▶ **Trecho da página**:

“Eu penso muito diferente do japonês”. Com esta frase a comediante Ramune se define, dando pistas de como é o tom de suas apresentações. Não só pensa como age, inclusive. Sua vocação é levar humor e alegria através do “rakugo”, uma forma de comédia tradicional japonesa. Se depender da calorosa recepção que tem obtido, a profissional – ou “rakugoka” vai longe.
Com uma trajetória bem diferente do que da maioria dos brasileiros em terras japonesas, a nikkei nasceu no Japão. Ela visitava com frequência o Brasil para visitar parentes e já passou pela cabeça voltar para a terra natal dos seus pais. “Meu pai preferia o Japão por questões de segurança”, destaca ela, cuja ênfase mudou a sua vida.
Ao optar pela residência fixa e estudos no arquipélago, Ramune concluiu a faculdade de artes no Japão e deu início à carreira no teatro. “Era um musical, eu nem era a principal, mas o meu mestre me viu e me chamou”, relembra ela. A “chamada” era para atuar em um outro segmento teatral, mas como “rakugoka”.

(Trecho do conjunto de dados)
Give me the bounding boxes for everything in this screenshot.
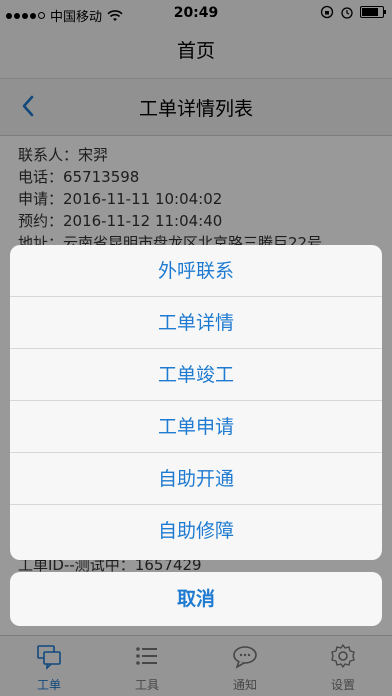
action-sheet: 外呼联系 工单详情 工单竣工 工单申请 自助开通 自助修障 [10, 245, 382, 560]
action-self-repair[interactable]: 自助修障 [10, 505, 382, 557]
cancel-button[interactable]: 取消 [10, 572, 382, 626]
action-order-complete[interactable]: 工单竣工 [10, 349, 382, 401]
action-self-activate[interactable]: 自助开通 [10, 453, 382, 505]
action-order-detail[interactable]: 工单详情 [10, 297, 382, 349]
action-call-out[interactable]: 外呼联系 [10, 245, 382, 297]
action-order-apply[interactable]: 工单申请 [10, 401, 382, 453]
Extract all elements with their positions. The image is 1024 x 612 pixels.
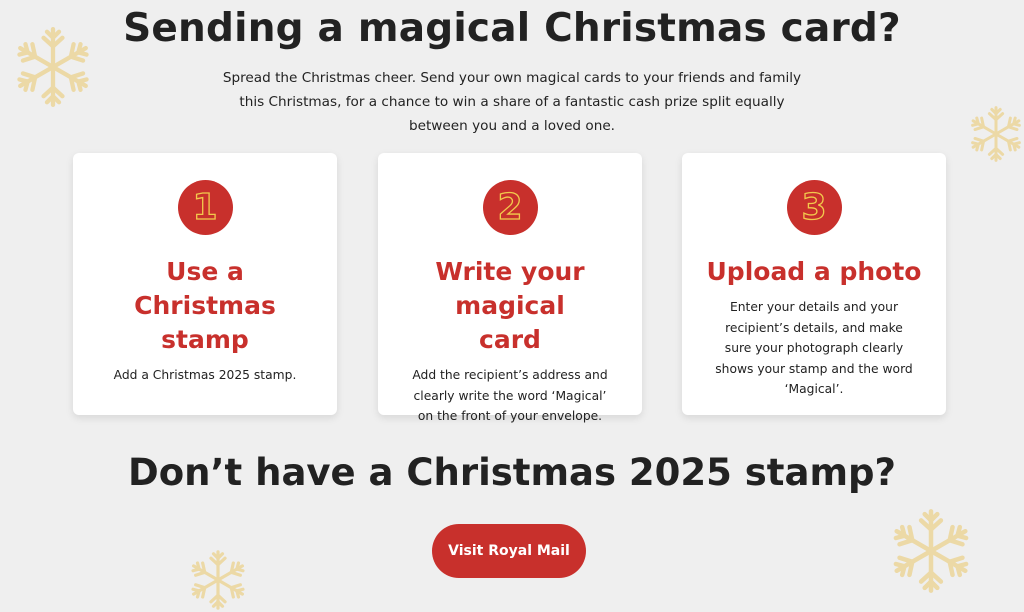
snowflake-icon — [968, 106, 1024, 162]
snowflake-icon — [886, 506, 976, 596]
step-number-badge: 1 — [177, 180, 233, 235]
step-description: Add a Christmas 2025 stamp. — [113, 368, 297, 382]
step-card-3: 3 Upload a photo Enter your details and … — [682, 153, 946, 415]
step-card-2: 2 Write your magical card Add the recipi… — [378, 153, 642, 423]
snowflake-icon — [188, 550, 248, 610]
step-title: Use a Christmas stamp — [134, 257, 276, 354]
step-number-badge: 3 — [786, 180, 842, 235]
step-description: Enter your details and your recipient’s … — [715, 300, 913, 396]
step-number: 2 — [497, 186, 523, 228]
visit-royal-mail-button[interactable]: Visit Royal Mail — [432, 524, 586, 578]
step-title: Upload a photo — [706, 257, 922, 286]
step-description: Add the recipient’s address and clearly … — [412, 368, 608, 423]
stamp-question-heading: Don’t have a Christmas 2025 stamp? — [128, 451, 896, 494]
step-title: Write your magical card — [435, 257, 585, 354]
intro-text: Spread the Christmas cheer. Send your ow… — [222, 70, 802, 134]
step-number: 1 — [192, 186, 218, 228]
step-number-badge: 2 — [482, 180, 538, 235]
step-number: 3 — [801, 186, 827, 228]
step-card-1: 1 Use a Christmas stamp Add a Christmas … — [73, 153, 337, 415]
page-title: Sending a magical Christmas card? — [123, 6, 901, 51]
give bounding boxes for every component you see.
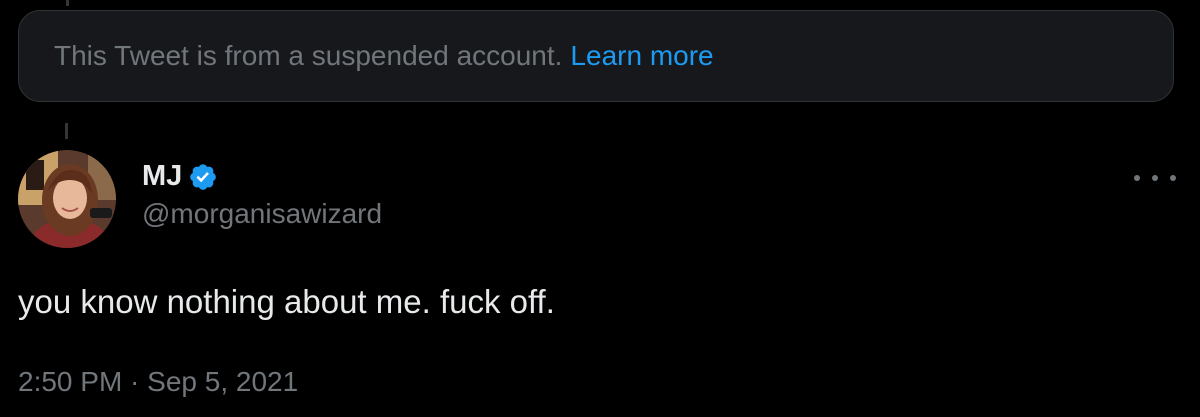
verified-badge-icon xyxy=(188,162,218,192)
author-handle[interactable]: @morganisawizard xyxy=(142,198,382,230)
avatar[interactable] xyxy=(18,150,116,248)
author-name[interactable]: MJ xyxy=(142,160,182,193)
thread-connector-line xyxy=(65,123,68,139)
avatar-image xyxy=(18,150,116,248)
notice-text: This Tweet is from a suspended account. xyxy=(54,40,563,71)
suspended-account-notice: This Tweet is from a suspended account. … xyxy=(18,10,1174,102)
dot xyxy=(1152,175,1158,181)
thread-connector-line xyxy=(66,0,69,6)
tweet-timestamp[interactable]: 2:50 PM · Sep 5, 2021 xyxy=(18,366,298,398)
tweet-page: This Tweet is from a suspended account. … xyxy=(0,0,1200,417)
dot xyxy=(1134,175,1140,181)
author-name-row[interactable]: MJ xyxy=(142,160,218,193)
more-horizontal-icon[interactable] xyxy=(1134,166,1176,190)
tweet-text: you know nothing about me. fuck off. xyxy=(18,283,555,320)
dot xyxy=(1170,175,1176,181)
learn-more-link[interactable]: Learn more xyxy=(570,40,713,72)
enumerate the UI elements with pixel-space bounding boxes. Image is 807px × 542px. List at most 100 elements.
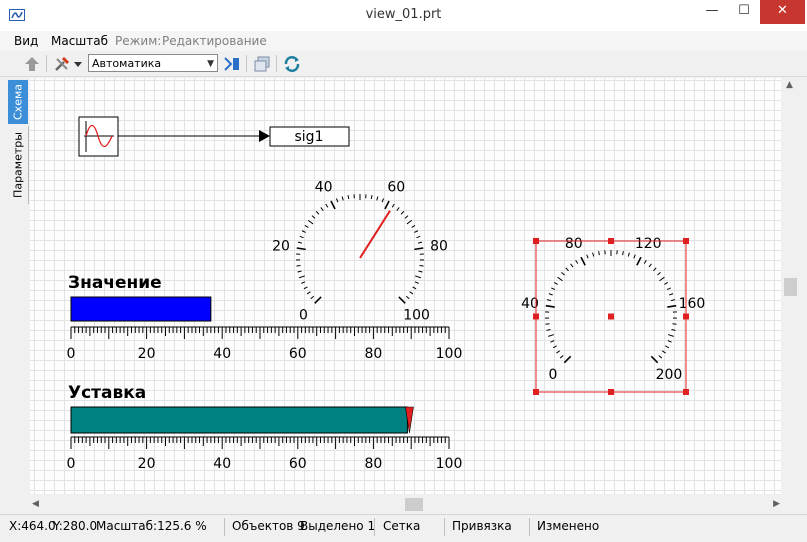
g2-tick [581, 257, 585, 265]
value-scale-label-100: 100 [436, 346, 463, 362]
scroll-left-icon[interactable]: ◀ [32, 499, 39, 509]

▶ **Lista de tarefas**:
1. Selecione cada linha da listagem que contenha a palavra "your", diferenciando maiúsculas de minúsculas.
2. Redija a continuação do texto sobre a comediante Ramune e o rakugo a partir do ponto em que ele termina.
O texto e a listagem não têm relação entre si.

▶ **Respostas por tarefa**:
1.
step-card-3: 3 Upload a photo Enter your details and … — [682, 153, 946, 415]
step-card-2: 2 Write your magical card Add the recipi… — [378, 153, 642, 423]
step-description: Enter your details and your recipient’s … — [715, 300, 913, 396]
step-title: Write your magical card — [435, 257, 585, 354]
intro-text: Spread the Christmas cheer. Send your ow… — [222, 70, 802, 134]

2.
Aos ocidentais, falar sobre humor é fazer alusão a estilos de sucesso no Brasil (stand up, pastelão, pegadinhas, esquetes, dentre outros), mas o “rakugo” nada tem a ver com estes formatos. Trata-se de um tipo de humor tradicional, onde o comediante fica sentado diante de uma plateia apenas falando. Sem usar grandes artefatos, o profissional só usa um leque e lenço para simular itens e aguçar a imaginação do espectador.
Existem dois tipos de rakugo: “shinsaku” e “koten”. O primeiro traz temas atuais ou criação original, pode ser conforme a vontade criativa do comediante. Já o segundo é o texto mais tradicional, mas com um detalhe: é passado de mestre para discípulo. A graça do koten, portanto, mora na habilidade de contar histórias, mesmo que o público saiba o texto. Com algumas adaptações, a forma como o comediante conta a piada é gera a risada no público.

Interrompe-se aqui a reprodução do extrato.